## Records shown
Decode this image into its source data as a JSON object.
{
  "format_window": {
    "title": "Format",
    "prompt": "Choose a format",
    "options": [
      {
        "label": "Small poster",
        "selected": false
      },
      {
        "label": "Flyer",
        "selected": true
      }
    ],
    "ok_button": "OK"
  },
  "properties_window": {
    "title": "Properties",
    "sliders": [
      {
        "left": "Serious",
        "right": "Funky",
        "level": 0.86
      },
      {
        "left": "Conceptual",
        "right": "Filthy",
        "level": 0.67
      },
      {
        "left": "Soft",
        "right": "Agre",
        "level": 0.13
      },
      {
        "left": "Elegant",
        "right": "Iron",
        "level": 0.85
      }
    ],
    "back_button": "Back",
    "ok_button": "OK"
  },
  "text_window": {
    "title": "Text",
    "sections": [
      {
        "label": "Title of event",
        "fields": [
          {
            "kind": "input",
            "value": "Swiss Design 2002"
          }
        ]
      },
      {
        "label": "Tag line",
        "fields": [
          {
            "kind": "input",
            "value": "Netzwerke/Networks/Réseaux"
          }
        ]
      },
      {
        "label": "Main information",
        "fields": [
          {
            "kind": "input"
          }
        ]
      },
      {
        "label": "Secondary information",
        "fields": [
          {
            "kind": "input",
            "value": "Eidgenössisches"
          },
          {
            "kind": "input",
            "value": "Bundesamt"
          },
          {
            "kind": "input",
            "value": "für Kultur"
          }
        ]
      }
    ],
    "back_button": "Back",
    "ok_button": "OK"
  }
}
--
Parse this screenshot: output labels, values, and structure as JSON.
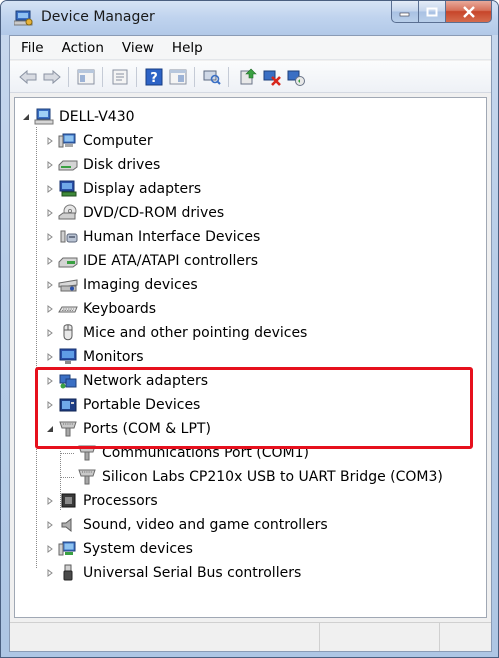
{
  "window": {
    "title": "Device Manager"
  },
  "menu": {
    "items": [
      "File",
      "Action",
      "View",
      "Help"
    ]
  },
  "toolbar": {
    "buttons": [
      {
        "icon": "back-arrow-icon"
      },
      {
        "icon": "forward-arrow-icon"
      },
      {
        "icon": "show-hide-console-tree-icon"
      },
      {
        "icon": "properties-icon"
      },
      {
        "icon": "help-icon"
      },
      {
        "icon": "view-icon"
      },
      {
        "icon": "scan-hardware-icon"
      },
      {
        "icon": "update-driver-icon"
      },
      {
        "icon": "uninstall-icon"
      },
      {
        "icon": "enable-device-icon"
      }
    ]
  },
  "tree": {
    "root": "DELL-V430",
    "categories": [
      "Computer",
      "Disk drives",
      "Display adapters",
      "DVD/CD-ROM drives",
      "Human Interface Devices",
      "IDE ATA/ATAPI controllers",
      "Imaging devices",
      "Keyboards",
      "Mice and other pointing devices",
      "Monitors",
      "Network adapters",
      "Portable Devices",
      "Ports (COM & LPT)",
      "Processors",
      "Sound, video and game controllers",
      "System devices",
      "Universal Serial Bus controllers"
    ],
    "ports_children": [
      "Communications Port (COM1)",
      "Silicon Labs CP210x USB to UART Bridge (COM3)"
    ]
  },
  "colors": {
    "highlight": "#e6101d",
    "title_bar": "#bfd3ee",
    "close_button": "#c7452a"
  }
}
* * *
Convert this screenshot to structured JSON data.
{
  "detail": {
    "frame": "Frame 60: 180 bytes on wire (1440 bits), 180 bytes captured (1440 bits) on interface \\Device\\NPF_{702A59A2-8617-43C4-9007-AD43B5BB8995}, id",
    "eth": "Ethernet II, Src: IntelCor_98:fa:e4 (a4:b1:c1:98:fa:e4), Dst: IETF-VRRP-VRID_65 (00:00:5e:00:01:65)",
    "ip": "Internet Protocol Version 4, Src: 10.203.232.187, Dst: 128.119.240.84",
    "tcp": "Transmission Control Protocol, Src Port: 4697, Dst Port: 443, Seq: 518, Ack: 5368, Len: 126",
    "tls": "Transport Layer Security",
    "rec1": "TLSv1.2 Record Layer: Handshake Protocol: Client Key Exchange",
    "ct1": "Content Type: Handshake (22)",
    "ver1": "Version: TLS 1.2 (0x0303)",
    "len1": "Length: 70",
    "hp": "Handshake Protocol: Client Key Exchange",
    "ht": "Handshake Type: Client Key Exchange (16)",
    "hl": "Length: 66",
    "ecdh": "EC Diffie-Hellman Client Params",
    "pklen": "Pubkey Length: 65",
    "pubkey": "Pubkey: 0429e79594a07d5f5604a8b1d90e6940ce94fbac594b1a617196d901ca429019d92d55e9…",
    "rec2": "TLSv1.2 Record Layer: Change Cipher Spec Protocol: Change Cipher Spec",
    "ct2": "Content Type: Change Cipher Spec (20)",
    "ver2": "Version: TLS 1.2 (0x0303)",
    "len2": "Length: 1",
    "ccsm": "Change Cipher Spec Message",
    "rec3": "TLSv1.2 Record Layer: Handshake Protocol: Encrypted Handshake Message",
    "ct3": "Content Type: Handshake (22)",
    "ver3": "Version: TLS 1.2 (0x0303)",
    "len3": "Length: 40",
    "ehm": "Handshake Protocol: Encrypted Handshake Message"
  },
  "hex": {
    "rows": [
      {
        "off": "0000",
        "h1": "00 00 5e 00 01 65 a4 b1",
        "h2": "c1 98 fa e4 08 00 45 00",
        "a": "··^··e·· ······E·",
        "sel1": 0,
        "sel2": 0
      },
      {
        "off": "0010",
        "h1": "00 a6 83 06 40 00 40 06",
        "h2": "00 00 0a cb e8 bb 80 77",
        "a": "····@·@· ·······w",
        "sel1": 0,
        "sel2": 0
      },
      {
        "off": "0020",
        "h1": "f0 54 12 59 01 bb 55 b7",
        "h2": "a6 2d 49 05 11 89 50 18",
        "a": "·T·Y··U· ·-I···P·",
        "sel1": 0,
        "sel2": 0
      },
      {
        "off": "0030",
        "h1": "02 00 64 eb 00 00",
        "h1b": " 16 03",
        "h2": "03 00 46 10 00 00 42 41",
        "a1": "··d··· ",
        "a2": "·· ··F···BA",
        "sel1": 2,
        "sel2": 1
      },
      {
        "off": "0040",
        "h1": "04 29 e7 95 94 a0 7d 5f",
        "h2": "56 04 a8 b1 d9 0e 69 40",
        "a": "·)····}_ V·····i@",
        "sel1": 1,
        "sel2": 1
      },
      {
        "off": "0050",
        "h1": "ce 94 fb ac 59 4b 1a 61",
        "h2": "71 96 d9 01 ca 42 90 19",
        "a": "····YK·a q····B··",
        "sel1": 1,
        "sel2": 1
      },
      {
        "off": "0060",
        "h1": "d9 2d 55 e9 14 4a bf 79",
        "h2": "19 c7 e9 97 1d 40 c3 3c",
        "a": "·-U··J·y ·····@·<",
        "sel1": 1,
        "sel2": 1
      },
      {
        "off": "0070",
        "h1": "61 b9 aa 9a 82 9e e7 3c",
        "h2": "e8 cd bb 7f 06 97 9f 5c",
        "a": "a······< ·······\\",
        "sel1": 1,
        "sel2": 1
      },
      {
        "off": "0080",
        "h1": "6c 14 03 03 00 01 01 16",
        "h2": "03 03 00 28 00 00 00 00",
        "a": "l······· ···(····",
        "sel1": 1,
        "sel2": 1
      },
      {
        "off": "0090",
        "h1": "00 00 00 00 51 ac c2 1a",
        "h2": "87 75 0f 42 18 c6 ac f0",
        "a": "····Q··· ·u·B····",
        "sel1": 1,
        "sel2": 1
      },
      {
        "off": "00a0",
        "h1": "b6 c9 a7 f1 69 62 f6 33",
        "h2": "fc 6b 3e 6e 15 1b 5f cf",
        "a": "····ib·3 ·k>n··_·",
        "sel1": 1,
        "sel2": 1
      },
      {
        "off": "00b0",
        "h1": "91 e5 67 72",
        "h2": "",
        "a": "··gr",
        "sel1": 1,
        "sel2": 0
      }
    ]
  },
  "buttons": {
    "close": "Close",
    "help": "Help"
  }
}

## What you will do
Tally the lines of the preceding listing in which the word "screenshot" appears; state nothing but the total.

## Task response
2